TASK TO COMPLETE: Take every line from the listing below that includes "WVGSA" and copy it.

SUPPLIED RECORDS:
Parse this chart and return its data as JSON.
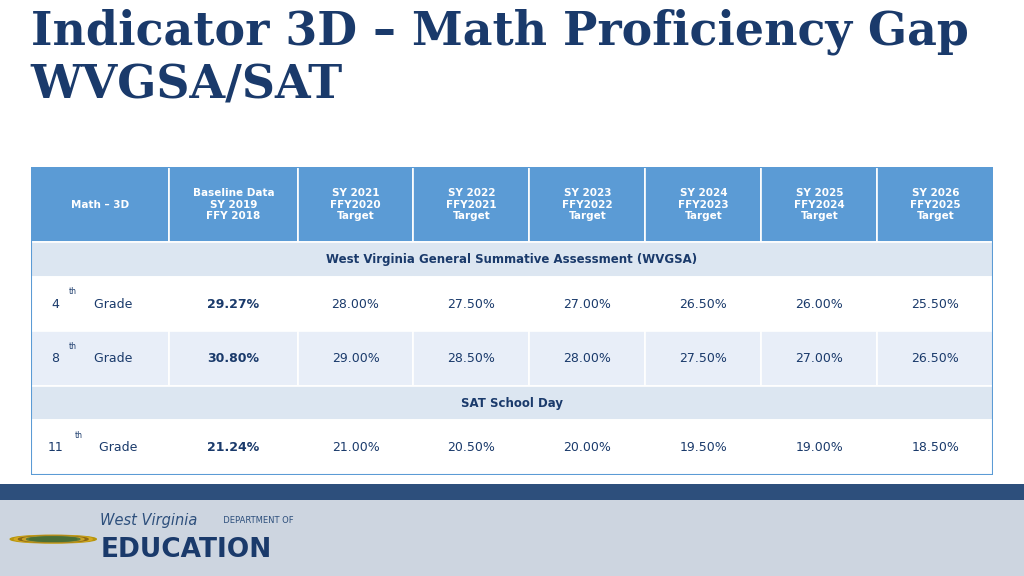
{
  "title_line1": "Indicator 3D – Math Proficiency Gap",
  "title_line2": "WVGSA/SAT",
  "title_color": "#1a3a6b",
  "bg_color": "#FFFFFF",
  "footer_bg": "#cdd5e0",
  "footer_stripe_color": "#2d4f7c",
  "header_bg": "#5b9bd5",
  "header_text_color": "#FFFFFF",
  "section_bg": "#dce6f1",
  "section_text_color": "#1a3a6b",
  "row_bg1": "#FFFFFF",
  "row_bg2": "#e8eef8",
  "table_text_color": "#1a3a6b",
  "col_headers": [
    "Math – 3D",
    "Baseline Data\nSY 2019\nFFY 2018",
    "SY 2021\nFFY2020\nTarget",
    "SY 2022\nFFY2021\nTarget",
    "SY 2023\nFFY2022\nTarget",
    "SY 2024\nFFY2023\nTarget",
    "SY 2025\nFFY2024\nTarget",
    "SY 2026\nFFY2025\nTarget"
  ],
  "section_wvgsa": "West Virginia General Summative Assessment (WVGSA)",
  "section_sat": "SAT School Day",
  "grade_rows": [
    {
      "grade": "4",
      "sup": "th",
      "values": [
        "29.27%",
        "28.00%",
        "27.50%",
        "27.00%",
        "26.50%",
        "26.00%",
        "25.50%"
      ]
    },
    {
      "grade": "8",
      "sup": "th",
      "values": [
        "30.80%",
        "29.00%",
        "28.50%",
        "28.00%",
        "27.50%",
        "27.00%",
        "26.50%"
      ]
    },
    {
      "grade": "11",
      "sup": "th",
      "values": [
        "21.24%",
        "21.00%",
        "20.50%",
        "20.00%",
        "19.50%",
        "19.00%",
        "18.50%"
      ]
    }
  ]
}
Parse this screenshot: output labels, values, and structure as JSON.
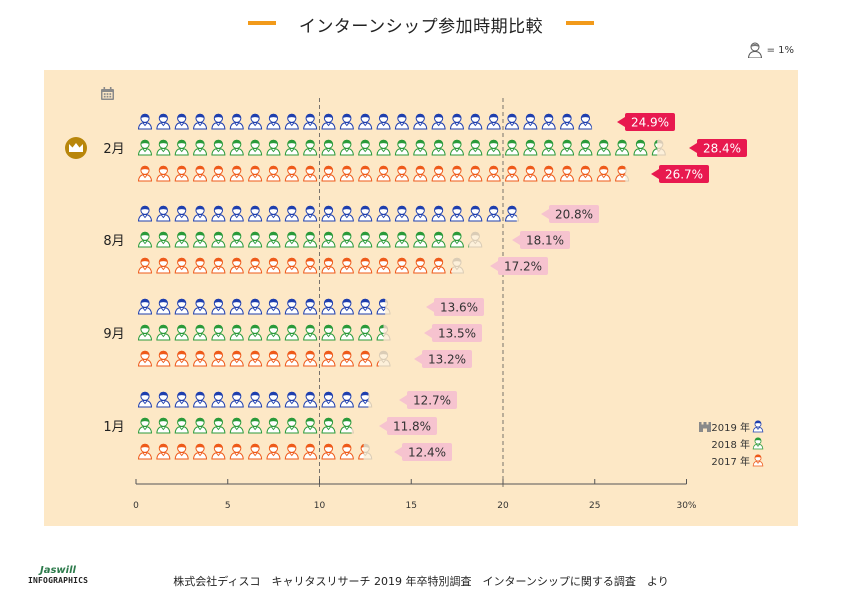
{
  "title": "インターンシップ参加時期比較",
  "unit_legend": "= 1%",
  "footer": {
    "logo_name": "Jaswill",
    "logo_sub": "INFOGRAPHICS",
    "source": "株式会社ディスコ　キャリタスリサーチ 2019 年卒特別調査　インターンシップに関する調査　より"
  },
  "colors": {
    "y2019": "#1f3fae",
    "y2018": "#2a9a3a",
    "y2017": "#ee5a1a",
    "top_label": "#e8194f",
    "other_label": "#f6c3cf",
    "panel": "#fde8c6",
    "crown": "#b8860b"
  },
  "chart_data": {
    "type": "bar",
    "orientation": "horizontal",
    "unit": "%",
    "xlim": [
      0,
      30
    ],
    "x_ticks": [
      "0",
      "5",
      "10",
      "15",
      "20",
      "25",
      "30%"
    ],
    "reference_lines": [
      10,
      20
    ],
    "categories": [
      "2月",
      "8月",
      "9月",
      "1月"
    ],
    "highlight_category": "2月",
    "series": [
      {
        "name": "2019 年",
        "values": [
          24.9,
          20.8,
          13.6,
          12.7
        ]
      },
      {
        "name": "2018 年",
        "values": [
          28.4,
          18.1,
          13.5,
          11.8
        ]
      },
      {
        "name": "2017 年",
        "values": [
          26.7,
          17.2,
          13.2,
          12.4
        ]
      }
    ],
    "legend_position": "right"
  }
}
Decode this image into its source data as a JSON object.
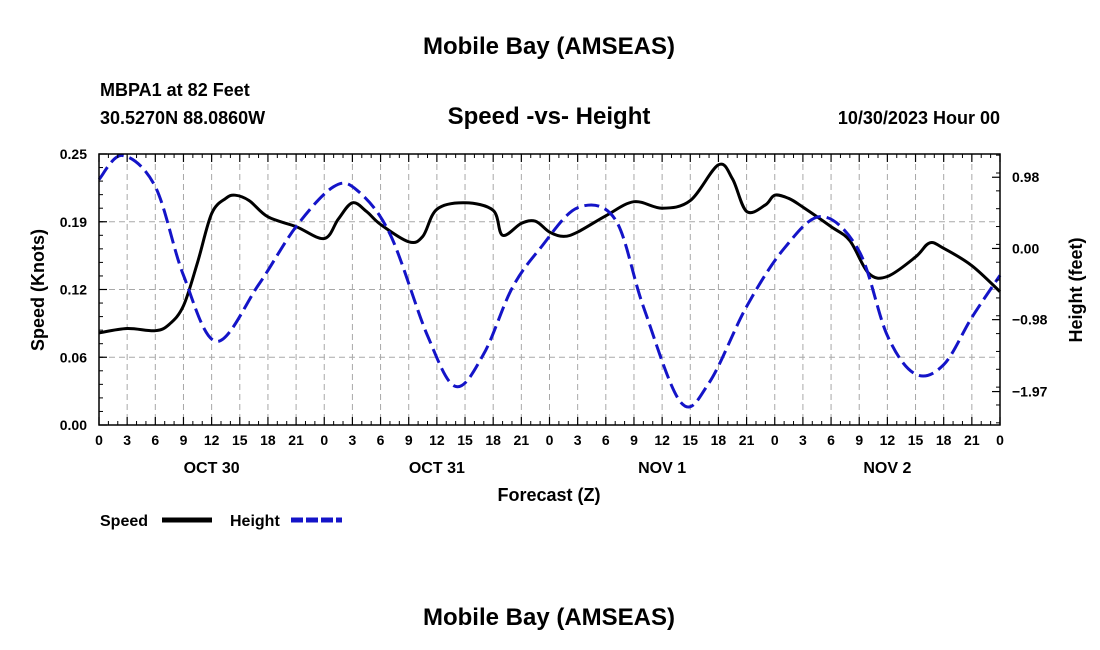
{
  "page": {
    "title": "Mobile Bay (AMSEAS)",
    "station": "MBPA1 at 82 Feet",
    "coords": "30.5270N  88.0860W",
    "subtitle": "Speed -vs- Height",
    "datetime": "10/30/2023 Hour 00",
    "footer_title": "Mobile Bay (AMSEAS)"
  },
  "chart_data": {
    "type": "line",
    "title": "Speed -vs- Height",
    "xlabel": "Forecast (Z)",
    "ylabel": "Speed (Knots)",
    "y2label": "Height (feet)",
    "xlim": [
      0,
      96
    ],
    "ylim": [
      0,
      0.25
    ],
    "y2lim": [
      -2.43,
      1.3
    ],
    "grid": true,
    "legend_position": "bottom-left",
    "x_tick_labels": [
      "0",
      "3",
      "6",
      "9",
      "12",
      "15",
      "18",
      "21",
      "0",
      "3",
      "6",
      "9",
      "12",
      "15",
      "18",
      "21",
      "0",
      "3",
      "6",
      "9",
      "12",
      "15",
      "18",
      "21",
      "0",
      "3",
      "6",
      "9",
      "12",
      "15",
      "18",
      "21",
      "0"
    ],
    "day_labels": [
      {
        "label": "OCT 30",
        "x": 12
      },
      {
        "label": "OCT 31",
        "x": 36
      },
      {
        "label": "NOV 1",
        "x": 60
      },
      {
        "label": "NOV 2",
        "x": 84
      }
    ],
    "y_tick_labels": [
      "0.00",
      "0.06",
      "0.12",
      "0.19",
      "0.25"
    ],
    "y_ticks": [
      0,
      0.0625,
      0.125,
      0.1875,
      0.25
    ],
    "y2_tick_labels": [
      "−1.97",
      "−0.98",
      "0.00",
      "0.98"
    ],
    "y2_ticks": [
      -1.97,
      -0.98,
      0.0,
      0.98
    ],
    "series": [
      {
        "name": "Speed",
        "axis": "left",
        "color": "#000000",
        "dash": "solid",
        "x": [
          0,
          3,
          6,
          7.5,
          9,
          10.5,
          12,
          13.5,
          14.5,
          16,
          18,
          21,
          24,
          25.5,
          27,
          28.5,
          30,
          33,
          34.5,
          36,
          39,
          42,
          43,
          45,
          46.5,
          48,
          49.5,
          51,
          54,
          57,
          60,
          63,
          66,
          67.5,
          69,
          71,
          72,
          73.5,
          75,
          78,
          80,
          82,
          84,
          87,
          88.5,
          90,
          93,
          96
        ],
        "y": [
          0.085,
          0.089,
          0.087,
          0.093,
          0.11,
          0.15,
          0.195,
          0.209,
          0.212,
          0.207,
          0.192,
          0.183,
          0.172,
          0.19,
          0.205,
          0.197,
          0.185,
          0.169,
          0.174,
          0.199,
          0.205,
          0.198,
          0.175,
          0.186,
          0.188,
          0.178,
          0.174,
          0.178,
          0.193,
          0.206,
          0.2,
          0.207,
          0.24,
          0.227,
          0.197,
          0.203,
          0.212,
          0.209,
          0.201,
          0.183,
          0.17,
          0.14,
          0.137,
          0.155,
          0.168,
          0.163,
          0.147,
          0.123
        ]
      },
      {
        "name": "Height",
        "axis": "right",
        "color": "#1414c8",
        "dash": "dashed",
        "x": [
          0,
          2.5,
          6,
          9,
          12.5,
          17,
          21,
          25,
          27.5,
          31,
          35,
          38,
          41,
          44,
          47,
          51,
          55,
          58,
          62,
          65,
          69,
          73,
          77,
          81,
          84,
          87,
          90,
          93,
          96
        ],
        "y": [
          0.95,
          1.28,
          0.85,
          -0.37,
          -1.28,
          -0.5,
          0.3,
          0.85,
          0.8,
          0.2,
          -1.2,
          -1.9,
          -1.45,
          -0.55,
          0.0,
          0.56,
          0.4,
          -0.8,
          -2.12,
          -1.85,
          -0.8,
          0.0,
          0.44,
          -0.04,
          -1.2,
          -1.73,
          -1.6,
          -0.95,
          -0.37
        ]
      }
    ]
  }
}
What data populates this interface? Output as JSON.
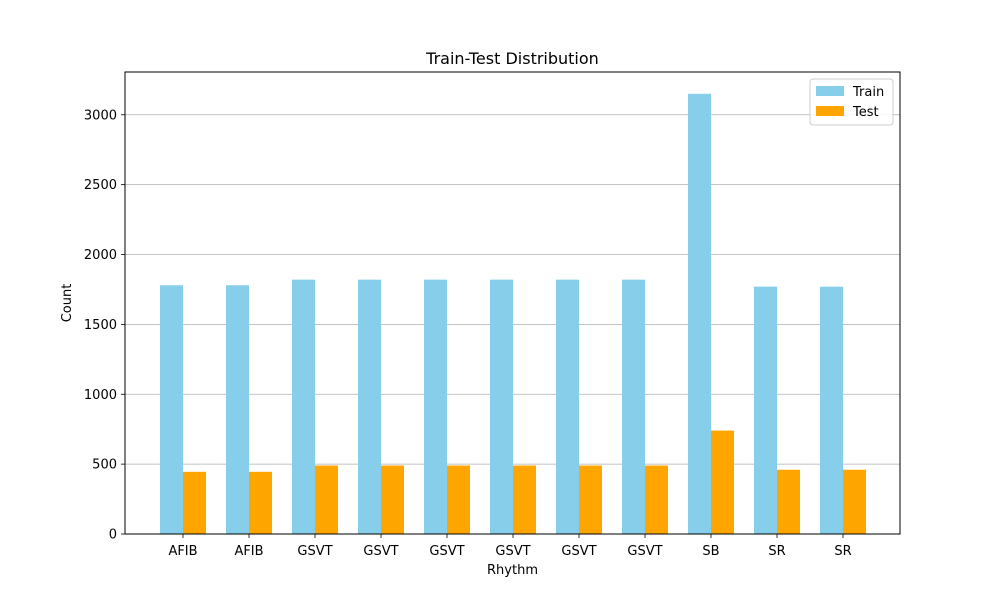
{
  "chart_data": {
    "type": "bar",
    "title": "Train-Test Distribution",
    "xlabel": "Rhythm",
    "ylabel": "Count",
    "categories": [
      "AFIB",
      "AFIB",
      "GSVT",
      "GSVT",
      "GSVT",
      "GSVT",
      "GSVT",
      "GSVT",
      "SB",
      "SR",
      "SR"
    ],
    "series": [
      {
        "name": "Train",
        "color": "#87CEEB",
        "values": [
          1780,
          1780,
          1820,
          1820,
          1820,
          1820,
          1820,
          1820,
          3150,
          1770,
          1770
        ]
      },
      {
        "name": "Test",
        "color": "#FFA500",
        "values": [
          445,
          445,
          490,
          490,
          490,
          490,
          490,
          490,
          740,
          460,
          460
        ]
      }
    ],
    "ylim": [
      0,
      3306
    ],
    "yticks": [
      0,
      500,
      1000,
      1500,
      2000,
      2500,
      3000
    ],
    "grid": "y",
    "legend_position": "top-right"
  }
}
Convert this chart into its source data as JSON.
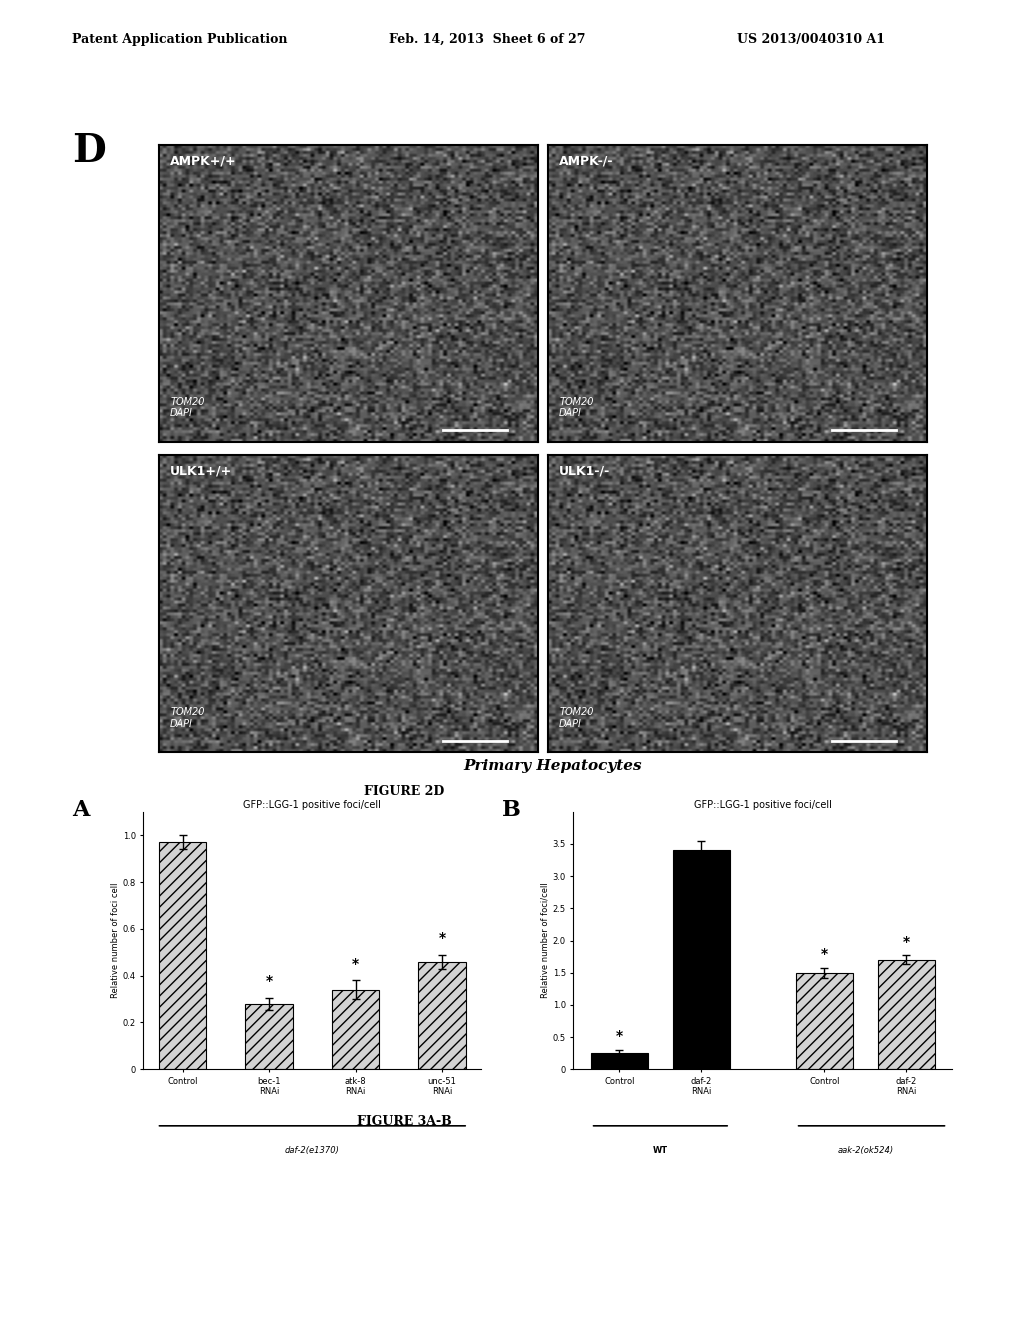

COMPLETE RESPONSE:
  "title_line2": "WVGSA/SAT",
  "section_wvgsa": "West Virginia General Summative Assessment (WVGSA)",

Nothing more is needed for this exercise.